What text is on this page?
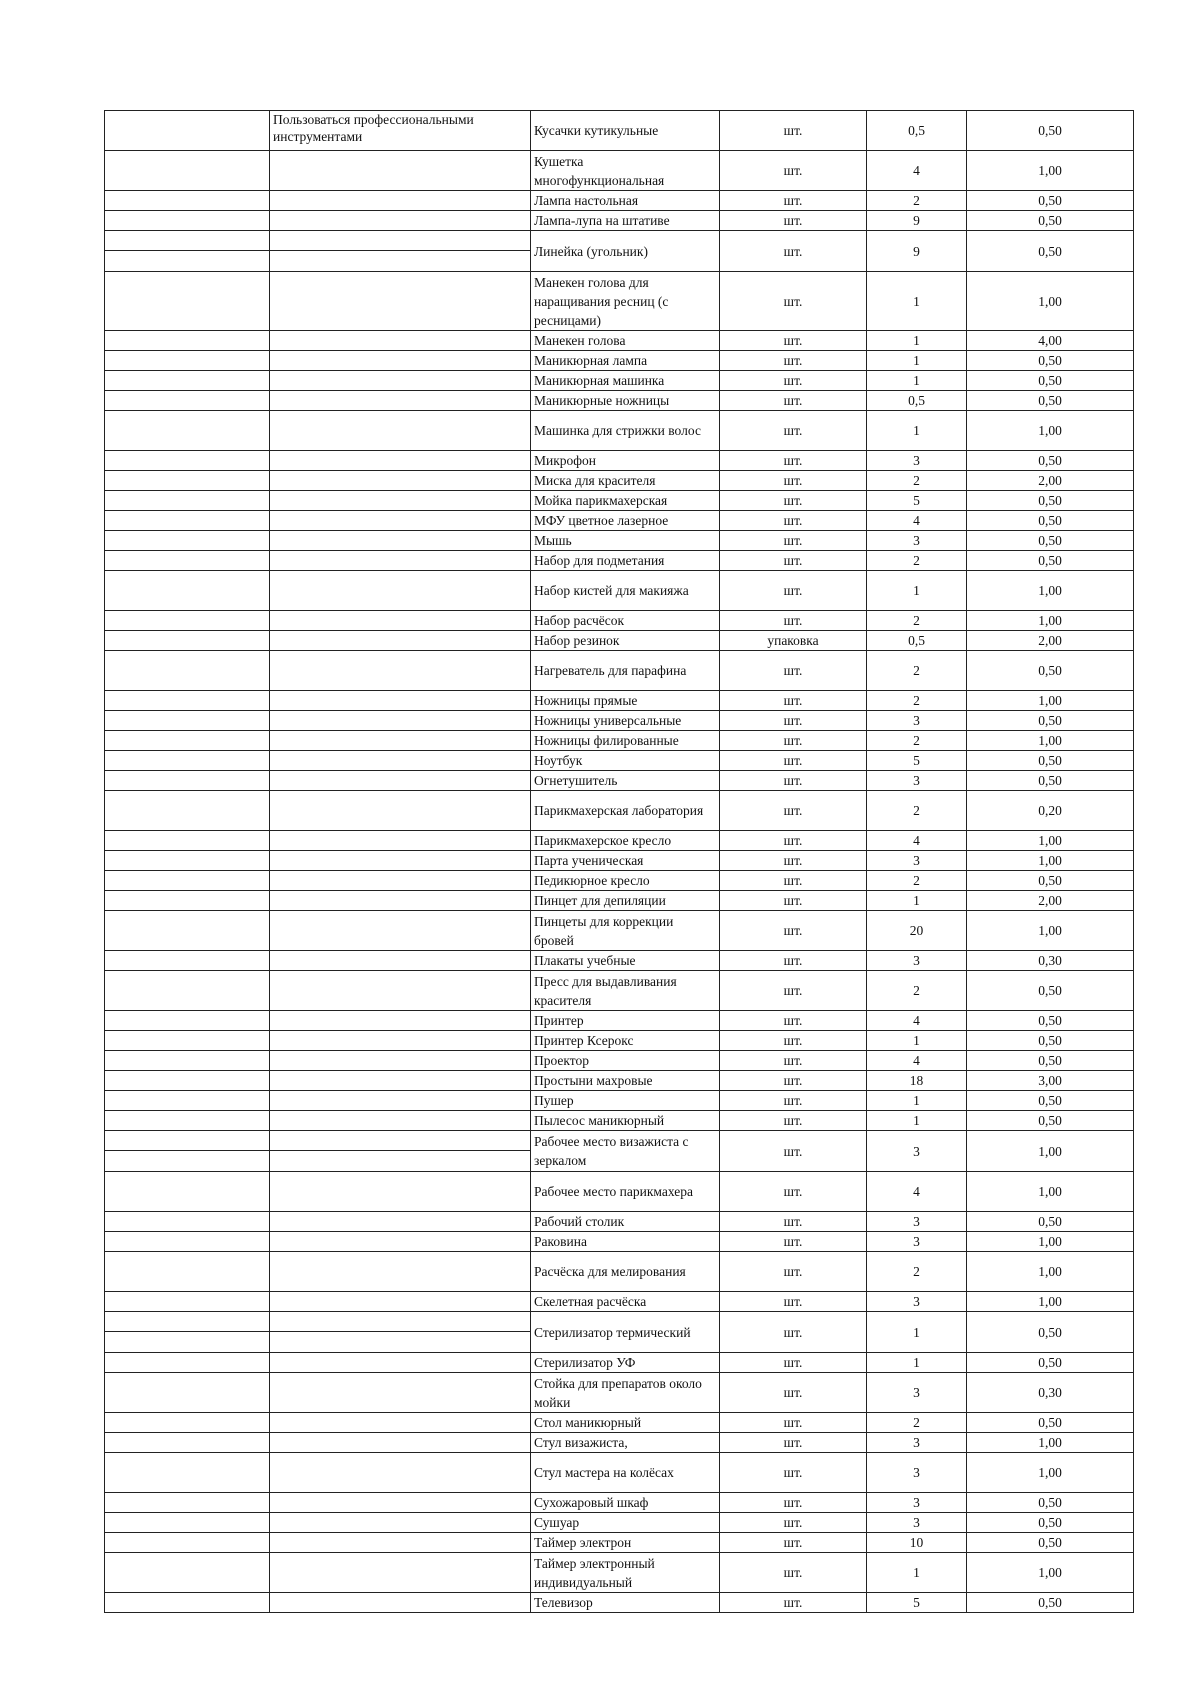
	Пользоваться профессиональными инструментами	Кусачки кутикульные	шт.	0,5	0,50

		Кушетка многофункциональная	шт.	4	1,00

		Лампа настольная	шт.	2	0,50

		Лампа-лупа на штативе	шт.	9	0,50

		Линейка (угольник)	шт.	9	0,50

		Манекен голова для наращивания ресниц (с ресницами)	шт.	1	1,00

		Манекен голова	шт.	1	4,00

		Маникюрная лампа	шт.	1	0,50

		Маникюрная машинка	шт.	1	0,50

		Маникюрные ножницы	шт.	0,5	0,50

		Машинка для стрижки волос	шт.	1	1,00

		Микрофон	шт.	3	0,50

		Миска для красителя	шт.	2	2,00

		Мойка парикмахерская	шт.	5	0,50

		МФУ цветное лазерное	шт.	4	0,50

		Мышь	шт.	3	0,50

		Набор для подметания	шт.	2	0,50

		Набор кистей для макияжа	шт.	1	1,00

		Набор расчёсок	шт.	2	1,00

		Набор резинок	упаковка	0,5	2,00

		Нагреватель для парафина	шт.	2	0,50

		Ножницы прямые	шт.	2	1,00

		Ножницы универсальные	шт.	3	0,50

		Ножницы филированные	шт.	2	1,00

		Ноутбук	шт.	5	0,50

		Огнетушитель	шт.	3	0,50

		Парикмахерская лаборатория	шт.	2	0,20

		Парикмахерское кресло	шт.	4	1,00

		Парта ученическая	шт.	3	1,00

		Педикюрное кресло	шт.	2	0,50

		Пинцет для депиляции	шт.	1	2,00

		Пинцеты для коррекции бровей	шт.	20	1,00

		Плакаты учебные	шт.	3	0,30

		Пресс для выдавливания красителя	шт.	2	0,50

		Принтер	шт.	4	0,50

		Принтер Ксерокс	шт.	1	0,50

		Проектор	шт.	4	0,50

		Простыни махровые	шт.	18	3,00

		Пушер	шт.	1	0,50

		Пылесос маникюрный	шт.	1	0,50

		Рабочее место визажиста с зеркалом	шт.	3	1,00

		Рабочее место парикмахера	шт.	4	1,00

		Рабочий столик	шт.	3	0,50

		Раковина	шт.	3	1,00

		Расчёска для мелирования	шт.	2	1,00

		Скелетная расчёска	шт.	3	1,00

		Стерилизатор термический	шт.	1	0,50

		Стерилизатор УФ	шт.	1	0,50

		Стойка для препаратов около мойки	шт.	3	0,30

		Стол маникюрный	шт.	2	0,50

		Стул визажиста,	шт.	3	1,00

		Стул мастера на колёсах	шт.	3	1,00

		Сухожаровый шкаф	шт.	3	0,50

		Сушуар	шт.	3	0,50

		Таймер электрон	шт.	10	0,50

		Таймер электронный индивидуальный	шт.	1	1,00

		Телевизор	шт.	5	0,50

■ ■ ■

*Written task*:
Write every entry out again exactly, dropping the pictures.

*Solution to the problem*:
What text is on this page?
	Пользоваться профессиональными инструментами	Кусачки кутикульные	шт.	0,5	0,50

		Кушетка многофункциональная	шт.	4	1,00

		Лампа настольная	шт.	2	0,50

		Лампа-лупа на штативе	шт.	9	0,50

		Линейка (угольник)	шт.	9	0,50

		Манекен голова для наращивания ресниц (с ресницами)	шт.	1	1,00

		Манекен голова	шт.	1	4,00

		Маникюрная лампа	шт.	1	0,50

		Маникюрная машинка	шт.	1	0,50

		Маникюрные ножницы	шт.	0,5	0,50

		Машинка для стрижки волос	шт.	1	1,00

		Микрофон	шт.	3	0,50

		Миска для красителя	шт.	2	2,00

		Мойка парикмахерская	шт.	5	0,50

		МФУ цветное лазерное	шт.	4	0,50

		Мышь	шт.	3	0,50

		Набор для подметания	шт.	2	0,50

		Набор кистей для макияжа	шт.	1	1,00

		Набор расчёсок	шт.	2	1,00

		Набор резинок	упаковка	0,5	2,00

		Нагреватель для парафина	шт.	2	0,50

		Ножницы прямые	шт.	2	1,00

		Ножницы универсальные	шт.	3	0,50

		Ножницы филированные	шт.	2	1,00

		Ноутбук	шт.	5	0,50

		Огнетушитель	шт.	3	0,50

		Парикмахерская лаборатория	шт.	2	0,20

		Парикмахерское кресло	шт.	4	1,00

		Парта ученическая	шт.	3	1,00

		Педикюрное кресло	шт.	2	0,50

		Пинцет для депиляции	шт.	1	2,00

		Пинцеты для коррекции бровей	шт.	20	1,00

		Плакаты учебные	шт.	3	0,30

		Пресс для выдавливания красителя	шт.	2	0,50

		Принтер	шт.	4	0,50

		Принтер Ксерокс	шт.	1	0,50

		Проектор	шт.	4	0,50

		Простыни махровые	шт.	18	3,00

		Пушер	шт.	1	0,50

		Пылесос маникюрный	шт.	1	0,50

		Рабочее место визажиста с зеркалом	шт.	3	1,00

		Рабочее место парикмахера	шт.	4	1,00

		Рабочий столик	шт.	3	0,50

		Раковина	шт.	3	1,00

		Расчёска для мелирования	шт.	2	1,00

		Скелетная расчёска	шт.	3	1,00

		Стерилизатор термический	шт.	1	0,50

		Стерилизатор УФ	шт.	1	0,50

		Стойка для препаратов около мойки	шт.	3	0,30

		Стол маникюрный	шт.	2	0,50

		Стул визажиста,	шт.	3	1,00

		Стул мастера на колёсах	шт.	3	1,00

		Сухожаровый шкаф	шт.	3	0,50

		Сушуар	шт.	3	0,50

		Таймер электрон	шт.	10	0,50

		Таймер электронный индивидуальный	шт.	1	1,00

		Телевизор	шт.	5	0,50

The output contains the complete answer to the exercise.